Stored entries:
........
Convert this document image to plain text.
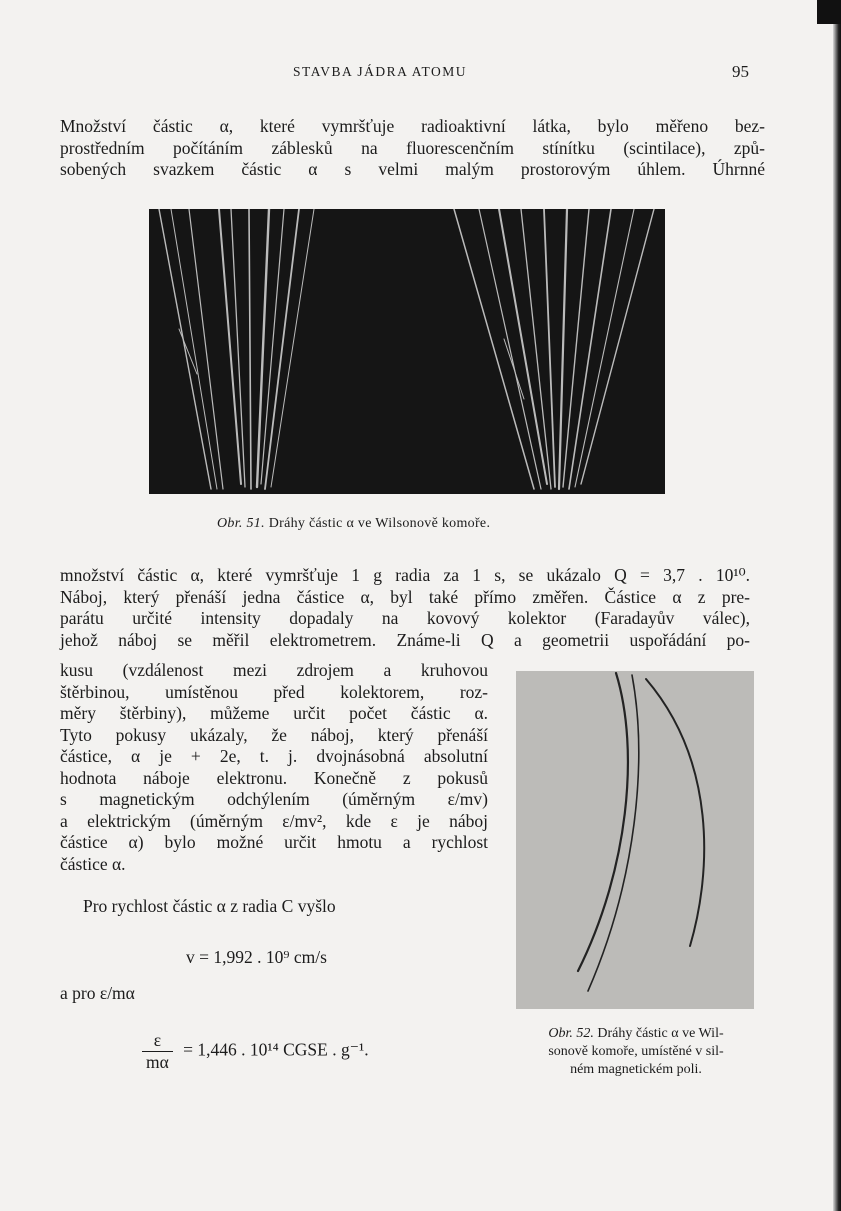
STAVBA JÁDRA ATOMU	95

Množství částic α, které vymršťuje radioaktivní látka, bylo měřeno bez-
prostředním počítáním záblesků na fluorescenčním stínítku (scintilace), způ-
sobených svazkem částic α s velmi malým prostorovým úhlem. Úhrnné

Obr. 51. Dráhy částic α ve Wilsonově komoře.

množství částic α, které vymršťuje 1 g radia za 1 s, se ukázalo Q = 3,7 . 10¹⁰.
Náboj, který přenáší jedna částice α, byl také přímo změřen. Částice α z pre-
parátu určité intensity dopadaly na kovový kolektor (Faradayův válec),
jehož náboj se měřil elektrometrem. Známe-li Q a geometrii uspořádání po-

kusu (vzdálenost mezi zdrojem a kruhovou
štěrbinou, umístěnou před kolektorem, roz-
měry štěrbiny), můžeme určit počet částic α.
Tyto pokusy ukázaly, že náboj, který přenáší
částice, α je + 2e, t. j. dvojnásobná absolutní
hodnota náboje elektronu. Konečně z pokusů
s magnetickým odchýlením (úměrným ε/mv)
a elektrickým (úměrným ε/mv², kde ε je náboj
částice α) bylo možné určit hmotu a rychlost
částice α.

Obr. 52. Dráhy částic α ve Wil-
sonově komoře, umístěné v sil-
ném magnetickém poli.

Pro rychlost částic α z radia C vyšlo

v = 1,992 . 10⁹ cm/s
a pro ε/mα
$\frac{\varepsilon}{m\alpha} = 1,446$ . 10¹⁴ CGSE . g⁻¹.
........
**TASK:** Wherever a line in the data above holds "částice", copy that line.

**EXERCISE SOLUTION:**
Náboj, který přenáší jedna částice α, byl také přímo změřen. Částice α z pre-
částice, α je + 2e, t. j. dvojnásobná absolutní
částice α) bylo možné určit hmotu a rychlost
částice α.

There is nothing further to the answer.